#### JOB:
Review the lines that follow and copy each one that contains the word "SellerSprite".
───
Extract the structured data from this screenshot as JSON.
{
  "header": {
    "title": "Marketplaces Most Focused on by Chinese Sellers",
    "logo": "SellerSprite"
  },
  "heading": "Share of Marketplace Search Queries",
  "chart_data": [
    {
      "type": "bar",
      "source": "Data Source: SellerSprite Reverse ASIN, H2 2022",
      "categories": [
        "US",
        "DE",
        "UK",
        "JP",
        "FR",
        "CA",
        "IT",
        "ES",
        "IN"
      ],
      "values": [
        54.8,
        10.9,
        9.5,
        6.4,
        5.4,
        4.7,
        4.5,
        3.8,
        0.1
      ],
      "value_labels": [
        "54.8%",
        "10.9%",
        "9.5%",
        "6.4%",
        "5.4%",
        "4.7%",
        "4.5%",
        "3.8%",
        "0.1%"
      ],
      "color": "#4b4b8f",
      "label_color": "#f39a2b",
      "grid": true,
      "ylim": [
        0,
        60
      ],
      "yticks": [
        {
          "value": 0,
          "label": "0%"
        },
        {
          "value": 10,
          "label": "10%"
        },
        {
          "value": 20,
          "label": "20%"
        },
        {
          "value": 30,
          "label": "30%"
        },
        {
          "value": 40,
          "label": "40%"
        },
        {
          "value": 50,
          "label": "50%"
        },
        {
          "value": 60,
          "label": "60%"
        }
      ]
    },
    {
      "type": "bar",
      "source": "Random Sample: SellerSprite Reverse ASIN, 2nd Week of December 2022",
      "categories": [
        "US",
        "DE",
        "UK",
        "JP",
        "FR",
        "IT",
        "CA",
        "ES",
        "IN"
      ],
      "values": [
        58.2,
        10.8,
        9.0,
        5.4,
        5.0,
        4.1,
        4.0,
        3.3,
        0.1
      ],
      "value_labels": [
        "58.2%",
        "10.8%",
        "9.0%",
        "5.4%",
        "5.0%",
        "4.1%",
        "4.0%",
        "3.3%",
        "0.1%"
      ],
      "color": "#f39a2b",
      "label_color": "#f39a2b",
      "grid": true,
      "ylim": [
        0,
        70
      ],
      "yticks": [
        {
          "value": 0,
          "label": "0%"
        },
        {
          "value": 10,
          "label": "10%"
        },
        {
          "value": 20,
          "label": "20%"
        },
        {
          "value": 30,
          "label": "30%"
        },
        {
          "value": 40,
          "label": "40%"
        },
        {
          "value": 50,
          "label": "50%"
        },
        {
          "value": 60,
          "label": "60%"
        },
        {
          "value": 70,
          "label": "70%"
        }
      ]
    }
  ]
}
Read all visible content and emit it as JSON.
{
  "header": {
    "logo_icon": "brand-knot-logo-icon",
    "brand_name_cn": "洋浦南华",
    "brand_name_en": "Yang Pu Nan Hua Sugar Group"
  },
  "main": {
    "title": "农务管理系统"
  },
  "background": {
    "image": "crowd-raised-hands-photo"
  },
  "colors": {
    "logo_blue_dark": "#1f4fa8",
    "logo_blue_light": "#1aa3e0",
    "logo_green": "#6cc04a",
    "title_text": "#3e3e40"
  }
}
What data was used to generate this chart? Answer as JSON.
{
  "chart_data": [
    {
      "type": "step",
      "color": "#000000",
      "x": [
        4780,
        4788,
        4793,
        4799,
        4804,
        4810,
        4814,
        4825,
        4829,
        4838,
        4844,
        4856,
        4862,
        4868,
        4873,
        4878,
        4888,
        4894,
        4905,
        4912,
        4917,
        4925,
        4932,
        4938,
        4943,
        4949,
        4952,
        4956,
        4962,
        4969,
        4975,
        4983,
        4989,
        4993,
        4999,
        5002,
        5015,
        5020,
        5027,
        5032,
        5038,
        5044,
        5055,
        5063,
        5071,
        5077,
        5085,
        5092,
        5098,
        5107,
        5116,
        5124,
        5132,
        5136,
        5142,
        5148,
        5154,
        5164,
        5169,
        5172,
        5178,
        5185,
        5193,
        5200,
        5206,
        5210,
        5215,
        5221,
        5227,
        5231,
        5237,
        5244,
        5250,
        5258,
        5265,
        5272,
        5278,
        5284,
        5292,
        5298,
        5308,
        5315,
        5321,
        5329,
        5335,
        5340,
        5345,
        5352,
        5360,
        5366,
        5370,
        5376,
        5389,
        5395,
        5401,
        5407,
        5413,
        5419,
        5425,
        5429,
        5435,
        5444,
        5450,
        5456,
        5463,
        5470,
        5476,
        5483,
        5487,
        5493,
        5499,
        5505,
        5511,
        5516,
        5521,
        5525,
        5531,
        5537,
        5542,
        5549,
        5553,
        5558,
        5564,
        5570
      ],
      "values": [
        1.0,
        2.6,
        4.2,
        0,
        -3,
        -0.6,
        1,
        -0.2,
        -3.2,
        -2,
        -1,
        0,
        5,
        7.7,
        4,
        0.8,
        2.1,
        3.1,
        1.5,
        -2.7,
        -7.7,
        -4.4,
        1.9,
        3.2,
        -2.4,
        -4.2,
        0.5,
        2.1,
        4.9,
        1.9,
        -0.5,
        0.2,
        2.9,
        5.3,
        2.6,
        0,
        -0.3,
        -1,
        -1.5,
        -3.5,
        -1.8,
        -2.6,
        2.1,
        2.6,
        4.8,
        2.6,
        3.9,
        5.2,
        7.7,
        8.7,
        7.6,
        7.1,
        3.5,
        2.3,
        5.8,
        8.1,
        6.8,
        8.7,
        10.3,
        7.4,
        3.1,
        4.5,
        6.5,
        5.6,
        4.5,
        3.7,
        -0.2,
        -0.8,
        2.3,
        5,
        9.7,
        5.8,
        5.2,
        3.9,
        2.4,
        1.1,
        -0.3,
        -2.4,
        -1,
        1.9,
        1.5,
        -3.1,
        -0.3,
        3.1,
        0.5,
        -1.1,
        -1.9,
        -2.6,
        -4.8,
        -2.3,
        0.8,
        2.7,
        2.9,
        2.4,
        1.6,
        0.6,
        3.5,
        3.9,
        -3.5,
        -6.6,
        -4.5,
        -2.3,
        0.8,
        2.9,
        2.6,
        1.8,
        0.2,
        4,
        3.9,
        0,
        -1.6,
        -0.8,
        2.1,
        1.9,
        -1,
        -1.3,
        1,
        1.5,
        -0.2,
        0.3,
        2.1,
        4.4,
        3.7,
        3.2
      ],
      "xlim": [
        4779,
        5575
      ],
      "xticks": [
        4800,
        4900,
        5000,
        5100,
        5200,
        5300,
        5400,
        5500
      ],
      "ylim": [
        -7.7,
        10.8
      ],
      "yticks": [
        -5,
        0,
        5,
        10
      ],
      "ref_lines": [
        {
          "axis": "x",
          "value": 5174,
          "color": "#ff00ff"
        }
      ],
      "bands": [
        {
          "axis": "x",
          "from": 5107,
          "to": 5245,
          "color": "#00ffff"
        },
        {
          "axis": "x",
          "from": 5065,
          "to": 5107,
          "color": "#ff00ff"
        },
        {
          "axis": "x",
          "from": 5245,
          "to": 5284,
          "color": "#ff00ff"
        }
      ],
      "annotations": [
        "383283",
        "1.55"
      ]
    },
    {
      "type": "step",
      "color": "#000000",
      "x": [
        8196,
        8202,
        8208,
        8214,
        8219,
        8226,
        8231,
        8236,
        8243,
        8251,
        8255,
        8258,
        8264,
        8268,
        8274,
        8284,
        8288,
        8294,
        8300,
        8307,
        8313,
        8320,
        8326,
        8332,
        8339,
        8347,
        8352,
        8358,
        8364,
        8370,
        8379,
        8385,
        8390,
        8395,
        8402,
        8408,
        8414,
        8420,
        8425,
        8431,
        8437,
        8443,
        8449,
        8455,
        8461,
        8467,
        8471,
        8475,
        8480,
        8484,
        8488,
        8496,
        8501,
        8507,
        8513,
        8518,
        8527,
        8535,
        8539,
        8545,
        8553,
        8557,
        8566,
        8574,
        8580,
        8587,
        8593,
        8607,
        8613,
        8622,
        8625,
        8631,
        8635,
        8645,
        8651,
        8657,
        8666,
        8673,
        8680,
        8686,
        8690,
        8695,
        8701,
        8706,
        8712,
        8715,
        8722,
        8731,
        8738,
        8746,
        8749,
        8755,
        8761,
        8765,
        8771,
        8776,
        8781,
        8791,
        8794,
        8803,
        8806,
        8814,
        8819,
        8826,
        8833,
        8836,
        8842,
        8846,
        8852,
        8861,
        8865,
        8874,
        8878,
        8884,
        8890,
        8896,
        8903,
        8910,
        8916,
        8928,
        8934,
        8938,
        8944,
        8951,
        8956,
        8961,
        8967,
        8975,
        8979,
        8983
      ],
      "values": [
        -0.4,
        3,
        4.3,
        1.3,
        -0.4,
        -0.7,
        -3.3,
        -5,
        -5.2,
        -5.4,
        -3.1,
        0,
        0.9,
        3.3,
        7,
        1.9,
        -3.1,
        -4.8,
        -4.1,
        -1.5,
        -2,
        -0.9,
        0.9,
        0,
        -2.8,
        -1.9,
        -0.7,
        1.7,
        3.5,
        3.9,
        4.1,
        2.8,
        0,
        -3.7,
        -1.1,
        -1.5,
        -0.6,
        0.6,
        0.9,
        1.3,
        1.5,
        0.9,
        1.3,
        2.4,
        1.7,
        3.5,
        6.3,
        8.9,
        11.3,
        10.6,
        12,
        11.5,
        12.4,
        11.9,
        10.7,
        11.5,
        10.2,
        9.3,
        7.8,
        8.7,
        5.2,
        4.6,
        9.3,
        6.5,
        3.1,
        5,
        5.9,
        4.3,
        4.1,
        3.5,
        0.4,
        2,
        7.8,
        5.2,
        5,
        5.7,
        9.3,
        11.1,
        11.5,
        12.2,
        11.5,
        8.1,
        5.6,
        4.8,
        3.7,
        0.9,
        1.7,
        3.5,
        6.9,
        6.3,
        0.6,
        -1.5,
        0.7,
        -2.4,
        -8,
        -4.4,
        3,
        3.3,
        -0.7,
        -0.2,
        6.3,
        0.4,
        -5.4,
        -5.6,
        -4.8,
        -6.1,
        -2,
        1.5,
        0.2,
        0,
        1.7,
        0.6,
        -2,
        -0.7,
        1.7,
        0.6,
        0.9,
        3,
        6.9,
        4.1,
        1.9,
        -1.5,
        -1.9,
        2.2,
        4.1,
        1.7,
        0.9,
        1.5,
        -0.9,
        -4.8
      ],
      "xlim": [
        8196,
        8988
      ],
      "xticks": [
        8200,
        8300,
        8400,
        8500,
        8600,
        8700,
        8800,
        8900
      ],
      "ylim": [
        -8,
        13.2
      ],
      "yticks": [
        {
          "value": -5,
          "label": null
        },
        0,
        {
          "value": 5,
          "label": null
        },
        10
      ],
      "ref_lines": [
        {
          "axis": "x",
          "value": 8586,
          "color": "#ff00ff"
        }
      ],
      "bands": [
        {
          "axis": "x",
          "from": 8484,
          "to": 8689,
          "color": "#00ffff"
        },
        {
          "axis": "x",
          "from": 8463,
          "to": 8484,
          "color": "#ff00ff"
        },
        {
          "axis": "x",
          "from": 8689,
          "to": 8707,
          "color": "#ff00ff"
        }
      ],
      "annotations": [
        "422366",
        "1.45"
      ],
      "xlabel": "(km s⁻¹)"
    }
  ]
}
───
#### OUTPUT OF THE TASK:
    "logo": "SellerSprite"
      "source": "Data Source: SellerSprite Reverse ASIN, H2 2022",
      "source": "Random Sample: SellerSprite Reverse ASIN, 2nd Week of December 2022",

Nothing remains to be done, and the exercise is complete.